### SET TASK
Using the listing below, select the lines with the word "name" and copy them.

### RECORD LIST
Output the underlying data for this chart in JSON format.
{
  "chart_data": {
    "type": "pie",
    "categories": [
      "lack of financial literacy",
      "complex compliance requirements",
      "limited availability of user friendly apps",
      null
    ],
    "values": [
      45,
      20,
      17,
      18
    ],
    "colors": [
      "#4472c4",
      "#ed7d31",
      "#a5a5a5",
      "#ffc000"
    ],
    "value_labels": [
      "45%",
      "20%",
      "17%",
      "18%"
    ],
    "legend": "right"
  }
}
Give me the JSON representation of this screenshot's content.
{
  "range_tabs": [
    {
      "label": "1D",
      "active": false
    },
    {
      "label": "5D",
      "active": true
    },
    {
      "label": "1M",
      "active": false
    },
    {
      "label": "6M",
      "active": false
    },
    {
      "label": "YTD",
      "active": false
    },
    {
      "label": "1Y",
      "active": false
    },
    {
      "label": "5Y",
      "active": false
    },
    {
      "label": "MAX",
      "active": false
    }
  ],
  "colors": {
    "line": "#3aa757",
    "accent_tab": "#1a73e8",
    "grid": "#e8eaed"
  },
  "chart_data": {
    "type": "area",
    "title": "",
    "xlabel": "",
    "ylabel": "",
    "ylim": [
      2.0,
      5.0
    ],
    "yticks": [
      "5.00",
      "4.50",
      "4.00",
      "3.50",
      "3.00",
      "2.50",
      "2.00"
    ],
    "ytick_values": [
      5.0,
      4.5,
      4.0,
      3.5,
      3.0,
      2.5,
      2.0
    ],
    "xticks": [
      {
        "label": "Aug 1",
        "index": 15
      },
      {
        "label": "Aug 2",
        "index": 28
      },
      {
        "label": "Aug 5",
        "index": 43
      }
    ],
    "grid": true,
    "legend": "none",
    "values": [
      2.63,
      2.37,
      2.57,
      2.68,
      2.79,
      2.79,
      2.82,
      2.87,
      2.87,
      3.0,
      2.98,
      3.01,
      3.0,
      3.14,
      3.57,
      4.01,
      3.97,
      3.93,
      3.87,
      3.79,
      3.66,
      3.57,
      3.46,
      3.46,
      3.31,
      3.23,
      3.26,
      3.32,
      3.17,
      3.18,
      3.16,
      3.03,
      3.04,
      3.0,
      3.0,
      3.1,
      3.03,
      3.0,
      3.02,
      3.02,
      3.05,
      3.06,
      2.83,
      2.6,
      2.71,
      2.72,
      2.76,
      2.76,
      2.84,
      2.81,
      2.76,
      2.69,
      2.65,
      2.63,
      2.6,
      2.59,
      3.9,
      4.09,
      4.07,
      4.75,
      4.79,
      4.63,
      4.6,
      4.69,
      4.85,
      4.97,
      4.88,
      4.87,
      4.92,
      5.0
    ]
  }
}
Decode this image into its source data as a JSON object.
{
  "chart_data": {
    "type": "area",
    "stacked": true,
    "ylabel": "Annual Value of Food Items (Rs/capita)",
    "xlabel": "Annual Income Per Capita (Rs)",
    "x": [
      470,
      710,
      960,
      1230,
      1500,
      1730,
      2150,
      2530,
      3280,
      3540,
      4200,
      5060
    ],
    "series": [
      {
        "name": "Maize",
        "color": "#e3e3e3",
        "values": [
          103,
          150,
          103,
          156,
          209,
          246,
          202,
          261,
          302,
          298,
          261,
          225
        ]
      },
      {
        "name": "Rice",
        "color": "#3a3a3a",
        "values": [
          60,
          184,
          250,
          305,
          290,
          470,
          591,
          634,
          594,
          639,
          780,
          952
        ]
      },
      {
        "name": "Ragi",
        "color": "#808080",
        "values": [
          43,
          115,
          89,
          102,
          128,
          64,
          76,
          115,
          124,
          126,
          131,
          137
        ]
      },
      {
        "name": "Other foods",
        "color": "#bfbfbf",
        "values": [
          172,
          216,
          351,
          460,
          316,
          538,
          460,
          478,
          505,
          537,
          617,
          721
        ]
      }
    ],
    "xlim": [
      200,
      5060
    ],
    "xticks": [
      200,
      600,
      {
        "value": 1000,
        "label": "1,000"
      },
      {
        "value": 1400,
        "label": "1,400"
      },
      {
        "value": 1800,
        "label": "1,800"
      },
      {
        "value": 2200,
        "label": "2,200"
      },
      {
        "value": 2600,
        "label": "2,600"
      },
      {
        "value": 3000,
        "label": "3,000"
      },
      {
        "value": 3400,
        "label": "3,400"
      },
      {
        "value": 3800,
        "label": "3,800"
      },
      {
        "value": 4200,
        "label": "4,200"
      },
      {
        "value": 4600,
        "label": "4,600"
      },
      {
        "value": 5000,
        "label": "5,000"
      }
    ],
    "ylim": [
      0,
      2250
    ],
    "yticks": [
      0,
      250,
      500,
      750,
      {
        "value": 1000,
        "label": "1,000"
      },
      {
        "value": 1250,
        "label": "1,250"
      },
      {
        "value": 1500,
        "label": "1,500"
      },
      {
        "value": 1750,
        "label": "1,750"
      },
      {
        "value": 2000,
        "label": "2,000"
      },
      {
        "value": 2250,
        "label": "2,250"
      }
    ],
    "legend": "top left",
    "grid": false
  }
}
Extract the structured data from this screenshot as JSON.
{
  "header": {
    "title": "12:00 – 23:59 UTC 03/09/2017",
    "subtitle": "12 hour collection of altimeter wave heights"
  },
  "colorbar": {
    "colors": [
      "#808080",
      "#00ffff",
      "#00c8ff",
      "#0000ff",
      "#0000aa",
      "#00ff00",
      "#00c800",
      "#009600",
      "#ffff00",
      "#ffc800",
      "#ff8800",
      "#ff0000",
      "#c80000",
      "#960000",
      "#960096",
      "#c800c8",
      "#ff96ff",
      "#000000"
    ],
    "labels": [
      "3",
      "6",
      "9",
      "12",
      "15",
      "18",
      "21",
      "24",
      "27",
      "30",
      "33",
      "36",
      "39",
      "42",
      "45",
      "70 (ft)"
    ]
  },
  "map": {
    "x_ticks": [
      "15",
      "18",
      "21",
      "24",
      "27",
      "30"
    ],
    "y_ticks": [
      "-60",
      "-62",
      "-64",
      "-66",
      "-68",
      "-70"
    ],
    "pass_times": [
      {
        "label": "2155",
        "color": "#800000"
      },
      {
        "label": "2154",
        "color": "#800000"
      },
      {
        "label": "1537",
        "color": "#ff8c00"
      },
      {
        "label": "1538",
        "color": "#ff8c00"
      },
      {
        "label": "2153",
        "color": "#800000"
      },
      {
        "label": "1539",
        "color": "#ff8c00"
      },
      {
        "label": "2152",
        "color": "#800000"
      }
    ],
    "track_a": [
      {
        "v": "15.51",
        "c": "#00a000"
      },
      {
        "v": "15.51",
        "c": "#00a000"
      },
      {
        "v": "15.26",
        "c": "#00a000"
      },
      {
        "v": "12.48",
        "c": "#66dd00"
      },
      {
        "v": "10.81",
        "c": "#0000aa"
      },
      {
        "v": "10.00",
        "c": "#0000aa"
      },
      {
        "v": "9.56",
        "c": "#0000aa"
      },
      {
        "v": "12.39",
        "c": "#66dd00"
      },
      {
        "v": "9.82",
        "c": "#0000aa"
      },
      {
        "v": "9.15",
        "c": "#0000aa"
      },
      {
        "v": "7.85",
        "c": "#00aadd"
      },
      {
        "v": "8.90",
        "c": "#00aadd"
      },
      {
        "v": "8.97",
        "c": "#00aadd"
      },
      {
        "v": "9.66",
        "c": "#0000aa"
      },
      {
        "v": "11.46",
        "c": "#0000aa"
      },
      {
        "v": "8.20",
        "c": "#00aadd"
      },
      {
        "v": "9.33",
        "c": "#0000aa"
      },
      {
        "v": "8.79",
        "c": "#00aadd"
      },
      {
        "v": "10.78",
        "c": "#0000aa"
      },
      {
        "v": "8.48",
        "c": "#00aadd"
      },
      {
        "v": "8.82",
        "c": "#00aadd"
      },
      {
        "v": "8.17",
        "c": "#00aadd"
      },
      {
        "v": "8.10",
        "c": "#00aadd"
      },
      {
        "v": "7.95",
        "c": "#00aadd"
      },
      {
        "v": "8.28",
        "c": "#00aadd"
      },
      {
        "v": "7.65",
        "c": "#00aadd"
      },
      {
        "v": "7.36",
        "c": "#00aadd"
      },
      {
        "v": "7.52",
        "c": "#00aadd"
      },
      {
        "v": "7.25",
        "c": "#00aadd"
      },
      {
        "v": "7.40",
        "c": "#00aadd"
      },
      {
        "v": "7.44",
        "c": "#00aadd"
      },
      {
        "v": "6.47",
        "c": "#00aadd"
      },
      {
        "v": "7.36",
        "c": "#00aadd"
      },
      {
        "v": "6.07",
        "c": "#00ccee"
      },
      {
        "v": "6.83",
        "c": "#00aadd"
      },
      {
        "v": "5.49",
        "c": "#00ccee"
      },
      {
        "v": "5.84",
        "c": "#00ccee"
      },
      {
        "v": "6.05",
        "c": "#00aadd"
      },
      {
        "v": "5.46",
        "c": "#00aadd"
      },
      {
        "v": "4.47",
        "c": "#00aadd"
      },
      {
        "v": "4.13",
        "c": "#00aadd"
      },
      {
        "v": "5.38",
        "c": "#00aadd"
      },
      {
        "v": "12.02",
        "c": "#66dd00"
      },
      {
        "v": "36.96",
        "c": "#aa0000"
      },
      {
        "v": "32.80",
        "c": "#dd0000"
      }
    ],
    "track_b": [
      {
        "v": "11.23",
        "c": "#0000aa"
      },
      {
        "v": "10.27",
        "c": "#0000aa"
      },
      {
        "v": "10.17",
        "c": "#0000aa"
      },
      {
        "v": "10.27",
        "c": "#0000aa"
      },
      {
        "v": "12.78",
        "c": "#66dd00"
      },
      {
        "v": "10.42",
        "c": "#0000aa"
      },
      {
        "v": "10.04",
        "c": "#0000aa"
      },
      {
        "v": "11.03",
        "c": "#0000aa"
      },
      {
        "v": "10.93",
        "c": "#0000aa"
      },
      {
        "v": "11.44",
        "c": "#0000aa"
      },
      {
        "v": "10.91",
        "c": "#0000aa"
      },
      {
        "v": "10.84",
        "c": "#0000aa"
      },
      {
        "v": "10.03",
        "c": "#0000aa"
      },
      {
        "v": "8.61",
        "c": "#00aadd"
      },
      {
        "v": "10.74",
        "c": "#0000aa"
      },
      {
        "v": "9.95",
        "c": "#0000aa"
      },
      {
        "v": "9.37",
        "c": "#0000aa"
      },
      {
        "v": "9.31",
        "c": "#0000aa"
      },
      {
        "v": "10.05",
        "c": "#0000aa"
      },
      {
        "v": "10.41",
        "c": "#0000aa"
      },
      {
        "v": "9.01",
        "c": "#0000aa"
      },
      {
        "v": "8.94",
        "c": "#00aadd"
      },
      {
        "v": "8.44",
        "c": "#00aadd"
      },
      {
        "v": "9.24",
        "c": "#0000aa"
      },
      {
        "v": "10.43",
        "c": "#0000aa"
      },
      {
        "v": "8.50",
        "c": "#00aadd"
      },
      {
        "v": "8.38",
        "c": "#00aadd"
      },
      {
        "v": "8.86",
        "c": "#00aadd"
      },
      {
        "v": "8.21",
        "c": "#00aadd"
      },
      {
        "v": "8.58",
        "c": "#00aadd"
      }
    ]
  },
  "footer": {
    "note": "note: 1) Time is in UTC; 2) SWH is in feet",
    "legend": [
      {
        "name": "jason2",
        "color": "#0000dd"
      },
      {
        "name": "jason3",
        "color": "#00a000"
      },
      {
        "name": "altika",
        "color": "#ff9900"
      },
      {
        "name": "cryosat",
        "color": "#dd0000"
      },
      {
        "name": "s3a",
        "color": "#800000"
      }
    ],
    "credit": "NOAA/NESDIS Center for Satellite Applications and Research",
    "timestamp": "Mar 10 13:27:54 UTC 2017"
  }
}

### THE COMPLETED TASK
        "name": "Maize",
        "name": "Rice",
        "name": "Ragi",
        "name": "Other foods",
        "name": "jason2",
        "name": "jason3",
        "name": "altika",
        "name": "cryosat",
        "name": "s3a",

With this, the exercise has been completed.